──────── INFORMATION SHOWN
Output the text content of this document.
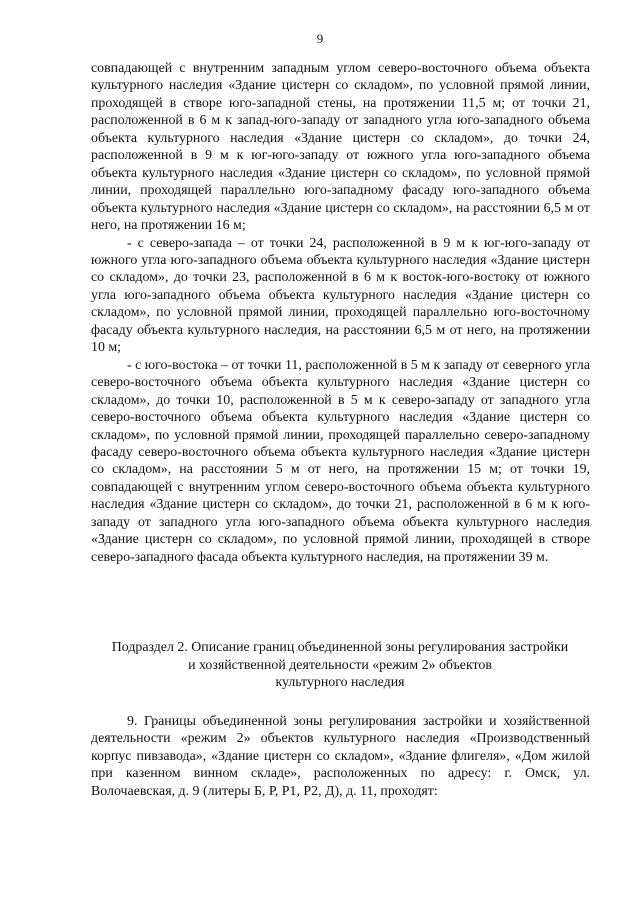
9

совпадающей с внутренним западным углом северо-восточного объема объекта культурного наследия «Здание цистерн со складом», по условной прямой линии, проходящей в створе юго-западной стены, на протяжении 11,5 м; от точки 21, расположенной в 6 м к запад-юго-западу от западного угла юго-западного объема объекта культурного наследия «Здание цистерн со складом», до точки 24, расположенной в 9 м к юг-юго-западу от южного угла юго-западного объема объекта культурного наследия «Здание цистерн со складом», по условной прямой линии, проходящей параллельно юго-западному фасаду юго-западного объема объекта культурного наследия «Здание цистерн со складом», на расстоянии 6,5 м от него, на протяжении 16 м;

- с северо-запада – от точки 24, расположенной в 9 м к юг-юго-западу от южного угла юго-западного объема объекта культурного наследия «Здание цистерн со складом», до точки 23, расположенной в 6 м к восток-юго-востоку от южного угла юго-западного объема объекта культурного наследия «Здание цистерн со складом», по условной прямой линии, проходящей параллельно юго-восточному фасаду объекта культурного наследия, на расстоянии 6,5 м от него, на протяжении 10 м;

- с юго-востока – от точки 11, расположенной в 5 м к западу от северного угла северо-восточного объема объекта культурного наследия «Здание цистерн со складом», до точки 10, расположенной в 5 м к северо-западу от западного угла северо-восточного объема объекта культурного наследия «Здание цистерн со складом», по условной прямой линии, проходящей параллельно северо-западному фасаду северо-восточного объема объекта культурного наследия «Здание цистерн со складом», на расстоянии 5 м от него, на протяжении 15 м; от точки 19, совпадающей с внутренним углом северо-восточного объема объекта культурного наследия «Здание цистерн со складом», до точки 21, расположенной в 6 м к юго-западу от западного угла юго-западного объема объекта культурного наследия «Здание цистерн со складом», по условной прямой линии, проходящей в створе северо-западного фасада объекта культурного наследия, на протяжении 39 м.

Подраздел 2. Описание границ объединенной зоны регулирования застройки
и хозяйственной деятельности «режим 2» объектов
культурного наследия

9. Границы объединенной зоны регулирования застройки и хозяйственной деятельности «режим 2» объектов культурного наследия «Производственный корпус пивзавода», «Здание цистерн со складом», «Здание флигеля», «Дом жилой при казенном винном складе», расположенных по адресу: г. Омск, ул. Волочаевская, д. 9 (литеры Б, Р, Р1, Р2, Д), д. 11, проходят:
────────────────
### TASK PROMPT
Your job is to transcribe the entries above exactly; skip the pictures.

### COMPLETED EXERCISE
Output the text content of this document.
9

совпадающей с внутренним западным углом северо-восточного объема объекта культурного наследия «Здание цистерн со складом», по условной прямой линии, проходящей в створе юго-западной стены, на протяжении 11,5 м; от точки 21, расположенной в 6 м к запад-юго-западу от западного угла юго-западного объема объекта культурного наследия «Здание цистерн со складом», до точки 24, расположенной в 9 м к юг-юго-западу от южного угла юго-западного объема объекта культурного наследия «Здание цистерн со складом», по условной прямой линии, проходящей параллельно юго-западному фасаду юго-западного объема объекта культурного наследия «Здание цистерн со складом», на расстоянии 6,5 м от него, на протяжении 16 м;

- с северо-запада – от точки 24, расположенной в 9 м к юг-юго-западу от южного угла юго-западного объема объекта культурного наследия «Здание цистерн со складом», до точки 23, расположенной в 6 м к восток-юго-востоку от южного угла юго-западного объема объекта культурного наследия «Здание цистерн со складом», по условной прямой линии, проходящей параллельно юго-восточному фасаду объекта культурного наследия, на расстоянии 6,5 м от него, на протяжении 10 м;

- с юго-востока – от точки 11, расположенной в 5 м к западу от северного угла северо-восточного объема объекта культурного наследия «Здание цистерн со складом», до точки 10, расположенной в 5 м к северо-западу от западного угла северо-восточного объема объекта культурного наследия «Здание цистерн со складом», по условной прямой линии, проходящей параллельно северо-западному фасаду северо-восточного объема объекта культурного наследия «Здание цистерн со складом», на расстоянии 5 м от него, на протяжении 15 м; от точки 19, совпадающей с внутренним углом северо-восточного объема объекта культурного наследия «Здание цистерн со складом», до точки 21, расположенной в 6 м к юго-западу от западного угла юго-западного объема объекта культурного наследия «Здание цистерн со складом», по условной прямой линии, проходящей в створе северо-западного фасада объекта культурного наследия, на протяжении 39 м.

Подраздел 2. Описание границ объединенной зоны регулирования застройки
и хозяйственной деятельности «режим 2» объектов
культурного наследия

9. Границы объединенной зоны регулирования застройки и хозяйственной деятельности «режим 2» объектов культурного наследия «Производственный корпус пивзавода», «Здание цистерн со складом», «Здание флигеля», «Дом жилой при казенном винном складе», расположенных по адресу: г. Омск, ул. Волочаевская, д. 9 (литеры Б, Р, Р1, Р2, Д), д. 11, проходят:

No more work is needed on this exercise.